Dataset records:
* Begin *

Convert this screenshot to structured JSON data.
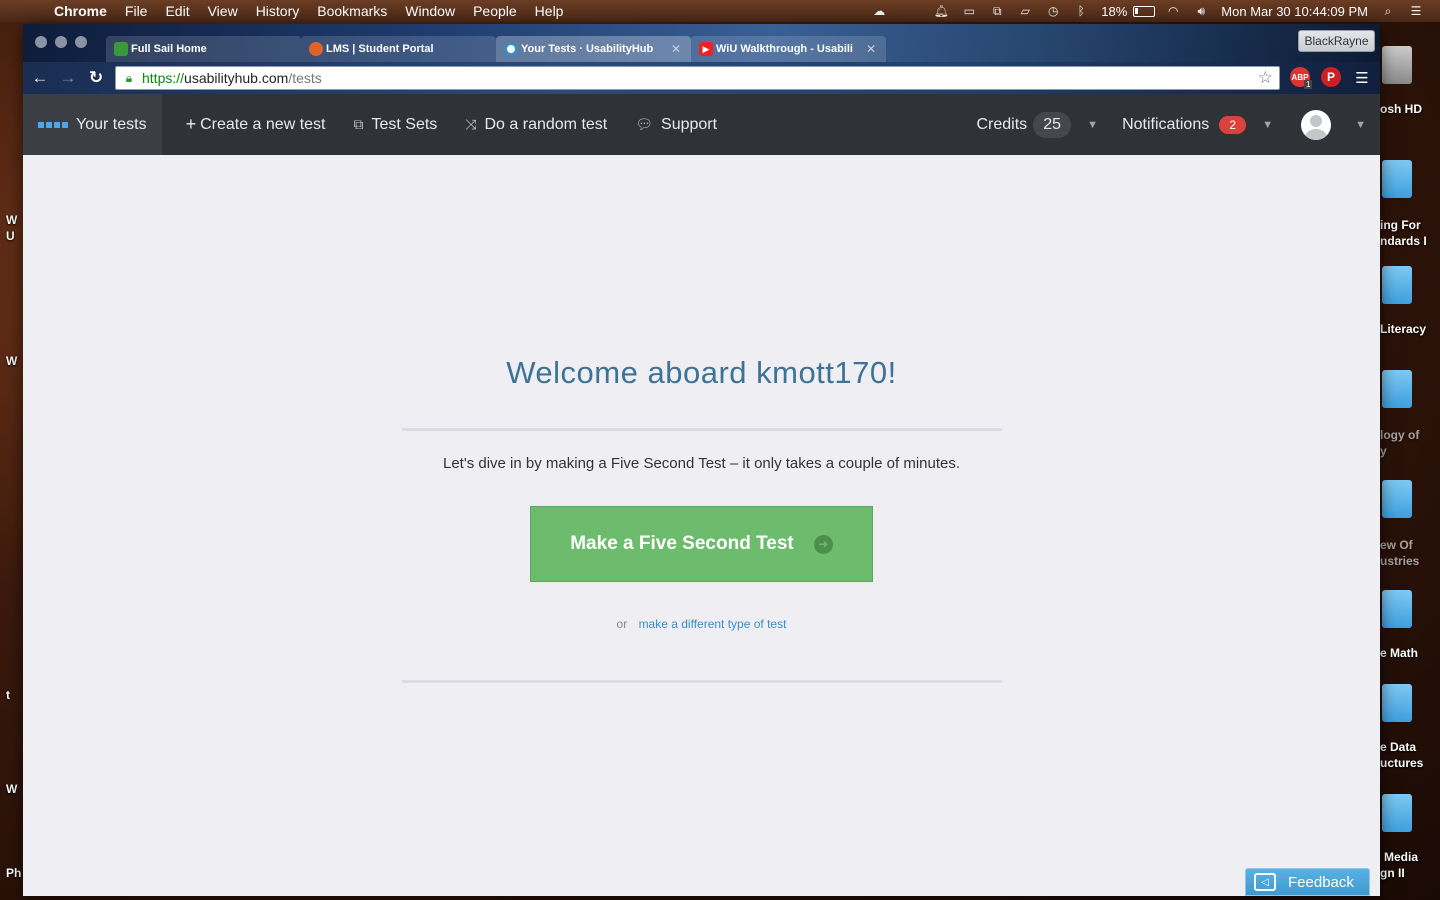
{
  "menubar": {
    "apple_glyph": "",
    "app_name": "Chrome",
    "menus": [
      "File",
      "Edit",
      "View",
      "History",
      "Bookmarks",
      "Window",
      "People",
      "Help"
    ],
    "battery": "18%",
    "datetime": "Mon Mar 30  10:44:09 PM"
  },
  "desktop": {
    "right_labels": [
      "osh HD",
      "ing For",
      "ndards I",
      "Literacy",
      "logy of",
      "y",
      "ew Of",
      "ustries",
      "e Math",
      "e Data",
      "uctures",
      "Media",
      "gn II"
    ],
    "left_labels": [
      "W",
      "U",
      "W",
      "t",
      "W",
      "Ph"
    ]
  },
  "browser": {
    "profile_name": "BlackRayne",
    "tabs": [
      {
        "title": "Full Sail Home",
        "active": false
      },
      {
        "title": "LMS | Student Portal",
        "active": false
      },
      {
        "title": "Your Tests · UsabilityHub",
        "active": true
      },
      {
        "title": "WiU Walkthrough - Usabili",
        "active": false
      }
    ],
    "url": {
      "scheme": "https://",
      "host": "usabilityhub.com",
      "path": "/tests"
    },
    "ext_abp": "ABP",
    "ext_abp_badge": "1"
  },
  "nav": {
    "your_tests": "Your tests",
    "create": "Create a new test",
    "test_sets": "Test Sets",
    "random": "Do a random test",
    "support": "Support",
    "credits_label": "Credits",
    "credits_value": "25",
    "notifications_label": "Notifications",
    "notifications_count": "2"
  },
  "main": {
    "welcome": "Welcome aboard kmott170!",
    "intro": "Let's dive in by making a Five Second Test – it only takes a couple of minutes.",
    "cta": "Make a Five Second Test",
    "or": "or",
    "alt_link": "make a different type of test"
  },
  "feedback": "Feedback",
  "colors": {
    "nav_bg": "#2f3237",
    "welcome_text": "#3d7396",
    "cta_green": "#6dbb6d",
    "link_blue": "#3a8bc7",
    "badge_red": "#d9433c",
    "feedback_blue": "#4aa5d9"
  }
}
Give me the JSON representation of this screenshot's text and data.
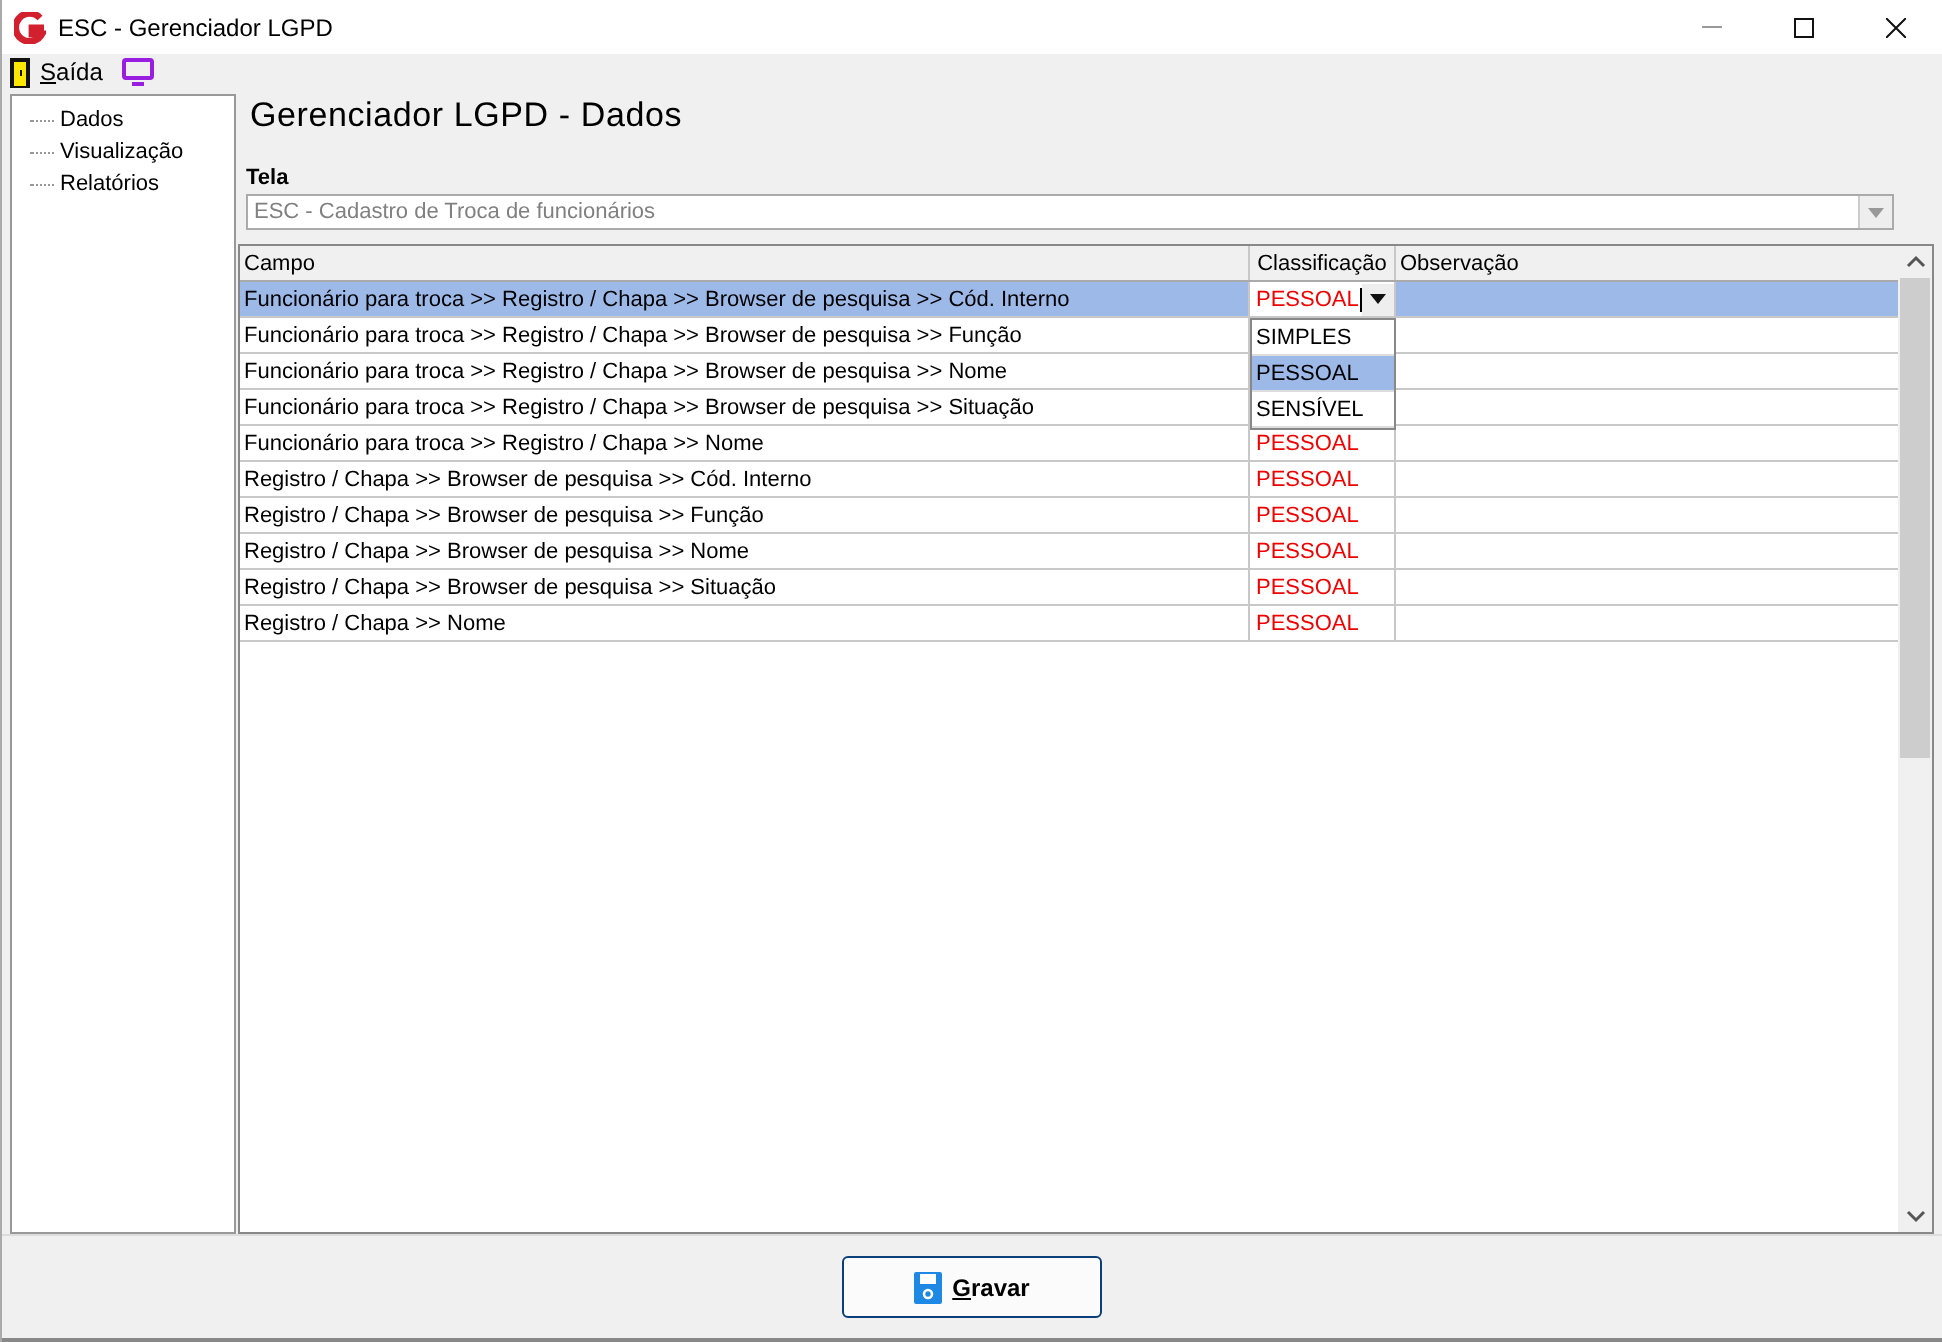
{
  "window": {
    "title": "ESC - Gerenciador LGPD"
  },
  "menu": [
    {
      "label": "Saída",
      "kind": "exit"
    },
    {
      "kind": "screen"
    }
  ],
  "sidebar": {
    "items": [
      {
        "label": "Dados",
        "selected": false
      },
      {
        "label": "Visualização",
        "selected": false
      },
      {
        "label": "Relatórios",
        "selected": false
      }
    ]
  },
  "heading": "Gerenciador LGPD - Dados",
  "tela": {
    "label": "Tela",
    "value": "ESC - Cadastro de Troca de funcionários",
    "disabled": true
  },
  "table": {
    "columns": [
      "Campo",
      "Classificação",
      "Observação"
    ],
    "rows": [
      {
        "campo": "Funcionário para troca >> Registro / Chapa  >> Browser de pesquisa >> Cód. Interno",
        "classificacao": "PESSOAL",
        "selected": true,
        "editing": true
      },
      {
        "campo": "Funcionário para troca >> Registro / Chapa  >> Browser de pesquisa >> Função",
        "selected": false,
        "editing": false
      },
      {
        "campo": "Funcionário para troca >> Registro / Chapa  >> Browser de pesquisa >> Nome",
        "selected": false,
        "editing": false
      },
      {
        "campo": "Funcionário para troca >> Registro / Chapa  >> Browser de pesquisa >> Situação",
        "selected": false,
        "editing": false
      },
      {
        "campo": "Funcionário para troca >> Registro / Chapa >> Nome",
        "classificacao": "PESSOAL",
        "selected": false,
        "editing": false
      },
      {
        "campo": "Registro / Chapa >> Browser de pesquisa >> Cód. Interno",
        "classificacao": "PESSOAL",
        "selected": false,
        "editing": false
      },
      {
        "campo": "Registro / Chapa >> Browser de pesquisa >> Função",
        "classificacao": "PESSOAL",
        "selected": false,
        "editing": false
      },
      {
        "campo": "Registro / Chapa >> Browser de pesquisa >> Nome",
        "classificacao": "PESSOAL",
        "selected": false,
        "editing": false
      },
      {
        "campo": "Registro / Chapa >> Browser de pesquisa >> Situação",
        "classificacao": "PESSOAL",
        "selected": false,
        "editing": false
      },
      {
        "campo": "Registro / Chapa >> Nome",
        "classificacao": "PESSOAL",
        "selected": false,
        "editing": false
      }
    ],
    "dropdown": {
      "options": [
        {
          "label": "SIMPLES",
          "selected": false
        },
        {
          "label": "PESSOAL",
          "selected": true
        },
        {
          "label": "SENSÍVEL",
          "selected": false
        }
      ]
    }
  },
  "buttons": [
    {
      "label": "Gravar"
    }
  ]
}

* End *

Problem: Gather each line that holds "Gerenciador".

The response:
    "title": "ESC - Gerenciador LGPD"
  "heading": "Gerenciador LGPD - Dados",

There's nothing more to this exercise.